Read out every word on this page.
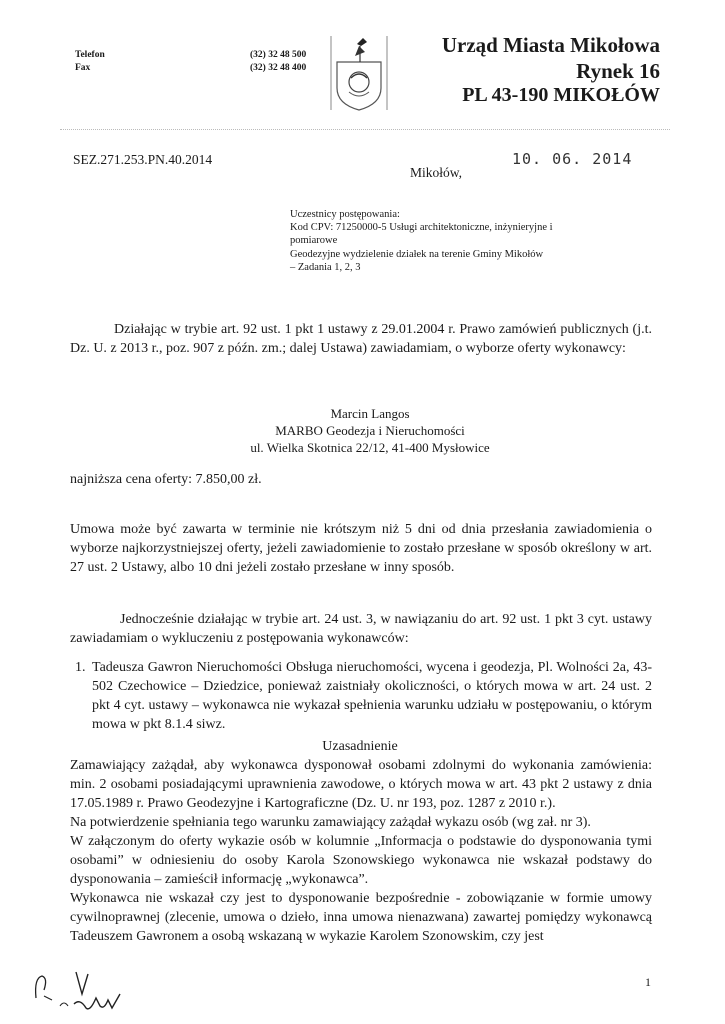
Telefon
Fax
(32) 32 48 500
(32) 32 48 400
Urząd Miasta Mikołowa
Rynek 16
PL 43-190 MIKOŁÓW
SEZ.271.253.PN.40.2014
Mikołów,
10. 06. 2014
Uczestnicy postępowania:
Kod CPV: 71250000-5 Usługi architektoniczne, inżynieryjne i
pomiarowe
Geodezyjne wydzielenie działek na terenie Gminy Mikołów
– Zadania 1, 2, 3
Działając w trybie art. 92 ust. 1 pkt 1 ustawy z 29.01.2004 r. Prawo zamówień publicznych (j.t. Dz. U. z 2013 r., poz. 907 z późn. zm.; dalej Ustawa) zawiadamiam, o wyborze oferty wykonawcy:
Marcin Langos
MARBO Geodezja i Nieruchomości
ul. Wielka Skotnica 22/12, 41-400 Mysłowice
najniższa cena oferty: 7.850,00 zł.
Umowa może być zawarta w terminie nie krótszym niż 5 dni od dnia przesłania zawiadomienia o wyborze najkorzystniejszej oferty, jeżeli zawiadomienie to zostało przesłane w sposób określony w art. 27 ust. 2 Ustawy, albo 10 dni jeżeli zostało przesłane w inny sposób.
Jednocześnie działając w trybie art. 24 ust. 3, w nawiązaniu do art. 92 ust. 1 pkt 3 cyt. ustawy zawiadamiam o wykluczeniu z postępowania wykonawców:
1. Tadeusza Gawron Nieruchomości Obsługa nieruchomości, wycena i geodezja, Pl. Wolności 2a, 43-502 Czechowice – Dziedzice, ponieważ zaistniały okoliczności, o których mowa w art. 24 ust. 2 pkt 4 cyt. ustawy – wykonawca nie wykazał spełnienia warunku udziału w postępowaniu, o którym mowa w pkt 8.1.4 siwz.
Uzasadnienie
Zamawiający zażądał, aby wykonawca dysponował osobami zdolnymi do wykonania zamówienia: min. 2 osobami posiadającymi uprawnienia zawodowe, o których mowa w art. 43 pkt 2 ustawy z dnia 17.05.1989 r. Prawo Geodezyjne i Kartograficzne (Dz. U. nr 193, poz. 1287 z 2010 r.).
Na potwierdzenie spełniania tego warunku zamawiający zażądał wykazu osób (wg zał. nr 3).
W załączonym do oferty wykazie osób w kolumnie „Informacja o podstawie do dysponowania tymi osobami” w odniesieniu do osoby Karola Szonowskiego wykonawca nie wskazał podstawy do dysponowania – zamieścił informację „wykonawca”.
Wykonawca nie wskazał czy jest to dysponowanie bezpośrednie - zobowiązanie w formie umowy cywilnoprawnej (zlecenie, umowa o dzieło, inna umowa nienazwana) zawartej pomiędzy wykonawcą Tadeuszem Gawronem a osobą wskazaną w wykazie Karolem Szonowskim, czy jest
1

+++

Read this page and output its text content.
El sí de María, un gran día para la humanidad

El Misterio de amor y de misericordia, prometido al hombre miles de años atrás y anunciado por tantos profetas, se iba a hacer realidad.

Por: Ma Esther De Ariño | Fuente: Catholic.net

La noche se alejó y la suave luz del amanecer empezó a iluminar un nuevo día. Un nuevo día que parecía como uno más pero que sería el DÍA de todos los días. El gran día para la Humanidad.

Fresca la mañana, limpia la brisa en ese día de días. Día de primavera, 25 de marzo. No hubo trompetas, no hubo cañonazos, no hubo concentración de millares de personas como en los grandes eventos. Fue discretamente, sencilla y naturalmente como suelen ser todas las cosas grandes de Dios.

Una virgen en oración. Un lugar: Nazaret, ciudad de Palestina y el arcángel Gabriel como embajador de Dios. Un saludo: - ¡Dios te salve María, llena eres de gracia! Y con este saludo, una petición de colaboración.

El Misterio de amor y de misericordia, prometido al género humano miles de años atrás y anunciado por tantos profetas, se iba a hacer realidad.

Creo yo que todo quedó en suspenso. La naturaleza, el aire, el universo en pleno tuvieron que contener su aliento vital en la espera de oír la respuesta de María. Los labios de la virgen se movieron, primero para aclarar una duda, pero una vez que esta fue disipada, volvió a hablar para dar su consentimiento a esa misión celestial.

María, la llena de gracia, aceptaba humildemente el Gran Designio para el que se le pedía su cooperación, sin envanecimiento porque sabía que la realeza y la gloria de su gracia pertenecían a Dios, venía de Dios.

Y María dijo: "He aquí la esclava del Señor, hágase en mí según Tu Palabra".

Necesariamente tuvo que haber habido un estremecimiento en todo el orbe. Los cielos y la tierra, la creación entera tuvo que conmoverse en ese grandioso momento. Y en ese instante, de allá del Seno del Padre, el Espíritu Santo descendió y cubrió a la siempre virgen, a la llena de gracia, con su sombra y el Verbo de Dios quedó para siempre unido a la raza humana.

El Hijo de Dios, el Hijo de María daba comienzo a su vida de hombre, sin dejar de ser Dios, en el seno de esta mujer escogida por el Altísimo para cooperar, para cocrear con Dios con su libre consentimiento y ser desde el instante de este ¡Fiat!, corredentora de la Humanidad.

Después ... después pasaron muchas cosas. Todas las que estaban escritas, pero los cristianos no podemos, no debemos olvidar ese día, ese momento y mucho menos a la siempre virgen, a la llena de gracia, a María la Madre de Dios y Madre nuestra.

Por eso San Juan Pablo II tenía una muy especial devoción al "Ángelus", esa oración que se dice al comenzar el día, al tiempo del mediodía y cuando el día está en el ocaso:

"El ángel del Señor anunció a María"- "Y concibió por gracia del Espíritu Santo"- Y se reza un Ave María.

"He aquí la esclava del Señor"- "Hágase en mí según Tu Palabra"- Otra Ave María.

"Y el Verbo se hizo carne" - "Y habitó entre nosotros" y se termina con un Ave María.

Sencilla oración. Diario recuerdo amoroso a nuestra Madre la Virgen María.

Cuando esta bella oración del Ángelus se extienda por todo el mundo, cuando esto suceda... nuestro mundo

+++

→ **BRIEF**
Look through the material and copy each line that has "this".

→ **EXPECTED ANSWER**
Read out every word on this page.
Read this page and output its text content.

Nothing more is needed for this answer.